Below you will find a set of lines. Repeat them all exactly.

MATERIAL SUPPLIED >>
-*-

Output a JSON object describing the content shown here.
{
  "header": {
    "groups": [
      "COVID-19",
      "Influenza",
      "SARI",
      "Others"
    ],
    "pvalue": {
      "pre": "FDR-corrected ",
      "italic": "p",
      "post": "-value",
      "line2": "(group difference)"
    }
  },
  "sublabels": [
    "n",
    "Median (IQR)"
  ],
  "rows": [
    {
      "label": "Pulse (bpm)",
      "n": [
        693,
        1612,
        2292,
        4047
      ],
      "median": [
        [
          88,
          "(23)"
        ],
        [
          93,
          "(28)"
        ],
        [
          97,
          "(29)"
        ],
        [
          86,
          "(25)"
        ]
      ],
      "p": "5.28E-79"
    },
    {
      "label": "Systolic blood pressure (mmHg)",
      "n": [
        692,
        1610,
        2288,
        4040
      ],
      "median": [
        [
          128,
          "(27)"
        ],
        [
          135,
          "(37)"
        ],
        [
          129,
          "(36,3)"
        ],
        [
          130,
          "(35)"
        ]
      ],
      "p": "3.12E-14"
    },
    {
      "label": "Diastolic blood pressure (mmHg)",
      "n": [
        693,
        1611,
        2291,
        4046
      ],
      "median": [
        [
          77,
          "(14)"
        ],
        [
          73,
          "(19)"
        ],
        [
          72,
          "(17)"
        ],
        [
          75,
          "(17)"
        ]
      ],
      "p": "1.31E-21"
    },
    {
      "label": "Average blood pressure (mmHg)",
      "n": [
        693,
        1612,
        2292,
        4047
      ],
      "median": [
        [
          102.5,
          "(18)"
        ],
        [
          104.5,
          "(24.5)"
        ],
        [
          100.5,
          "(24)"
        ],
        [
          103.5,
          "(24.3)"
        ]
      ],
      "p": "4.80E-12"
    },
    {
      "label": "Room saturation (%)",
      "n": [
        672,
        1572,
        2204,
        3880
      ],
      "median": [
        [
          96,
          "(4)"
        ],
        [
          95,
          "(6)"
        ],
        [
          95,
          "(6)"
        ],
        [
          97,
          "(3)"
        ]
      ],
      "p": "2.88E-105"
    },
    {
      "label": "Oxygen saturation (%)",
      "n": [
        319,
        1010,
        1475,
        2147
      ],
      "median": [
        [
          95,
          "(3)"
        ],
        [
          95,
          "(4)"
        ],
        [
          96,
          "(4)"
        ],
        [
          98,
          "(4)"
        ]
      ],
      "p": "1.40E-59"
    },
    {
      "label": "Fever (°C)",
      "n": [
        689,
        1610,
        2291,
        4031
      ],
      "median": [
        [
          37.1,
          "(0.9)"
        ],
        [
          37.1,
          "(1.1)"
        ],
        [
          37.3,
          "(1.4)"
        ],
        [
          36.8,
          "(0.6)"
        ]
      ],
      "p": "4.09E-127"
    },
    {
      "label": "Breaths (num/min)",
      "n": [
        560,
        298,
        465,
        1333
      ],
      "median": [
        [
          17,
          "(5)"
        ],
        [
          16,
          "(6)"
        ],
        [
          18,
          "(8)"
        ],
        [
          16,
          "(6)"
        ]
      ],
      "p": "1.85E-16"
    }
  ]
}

-*-

ANSWER >>
Output a JSON object describing the content shown here.
{
  "header": {
    "groups": [
      "COVID-19",
      "Influenza",
      "SARI",
      "Others"
    ],
    "pvalue": {
      "pre": "FDR-corrected ",
      "italic": "p",
      "post": "-value",
      "line2": "(group difference)"
    }
  },
  "sublabels": [
    "n",
    "Median (IQR)"
  ],
  "rows": [
    {
      "label": "Pulse (bpm)",
      "n": [
        693,
        1612,
        2292,
        4047
      ],
      "median": [
        [
          88,
          "(23)"
        ],
        [
          93,
          "(28)"
        ],
        [
          97,
          "(29)"
        ],
        [
          86,
          "(25)"
        ]
      ],
      "p": "5.28E-79"
    },
    {
      "label": "Systolic blood pressure (mmHg)",
      "n": [
        692,
        1610,
        2288,
        4040
      ],
      "median": [
        [
          128,
          "(27)"
        ],
        [
          135,
          "(37)"
        ],
        [
          129,
          "(36,3)"
        ],
        [
          130,
          "(35)"
        ]
      ],
      "p": "3.12E-14"
    },
    {
      "label": "Diastolic blood pressure (mmHg)",
      "n": [
        693,
        1611,
        2291,
        4046
      ],
      "median": [
        [
          77,
          "(14)"
        ],
        [
          73,
          "(19)"
        ],
        [
          72,
          "(17)"
        ],
        [
          75,
          "(17)"
        ]
      ],
      "p": "1.31E-21"
    },
    {
      "label": "Average blood pressure (mmHg)",
      "n": [
        693,
        1612,
        2292,
        4047
      ],
      "median": [
        [
          102.5,
          "(18)"
        ],
        [
          104.5,
          "(24.5)"
        ],
        [
          100.5,
          "(24)"
        ],
        [
          103.5,
          "(24.3)"
        ]
      ],
      "p": "4.80E-12"
    },
    {
      "label": "Room saturation (%)",
      "n": [
        672,
        1572,
        2204,
        3880
      ],
      "median": [
        [
          96,
          "(4)"
        ],
        [
          95,
          "(6)"
        ],
        [
          95,
          "(6)"
        ],
        [
          97,
          "(3)"
        ]
      ],
      "p": "2.88E-105"
    },
    {
      "label": "Oxygen saturation (%)",
      "n": [
        319,
        1010,
        1475,
        2147
      ],
      "median": [
        [
          95,
          "(3)"
        ],
        [
          95,
          "(4)"
        ],
        [
          96,
          "(4)"
        ],
        [
          98,
          "(4)"
        ]
      ],
      "p": "1.40E-59"
    },
    {
      "label": "Fever (°C)",
      "n": [
        689,
        1610,
        2291,
        4031
      ],
      "median": [
        [
          37.1,
          "(0.9)"
        ],
        [
          37.1,
          "(1.1)"
        ],
        [
          37.3,
          "(1.4)"
        ],
        [
          36.8,
          "(0.6)"
        ]
      ],
      "p": "4.09E-127"
    },
    {
      "label": "Breaths (num/min)",
      "n": [
        560,
        298,
        465,
        1333
      ],
      "median": [
        [
          17,
          "(5)"
        ],
        [
          16,
          "(6)"
        ],
        [
          18,
          "(8)"
        ],
        [
          16,
          "(6)"
        ]
      ],
      "p": "1.85E-16"
    }
  ]
}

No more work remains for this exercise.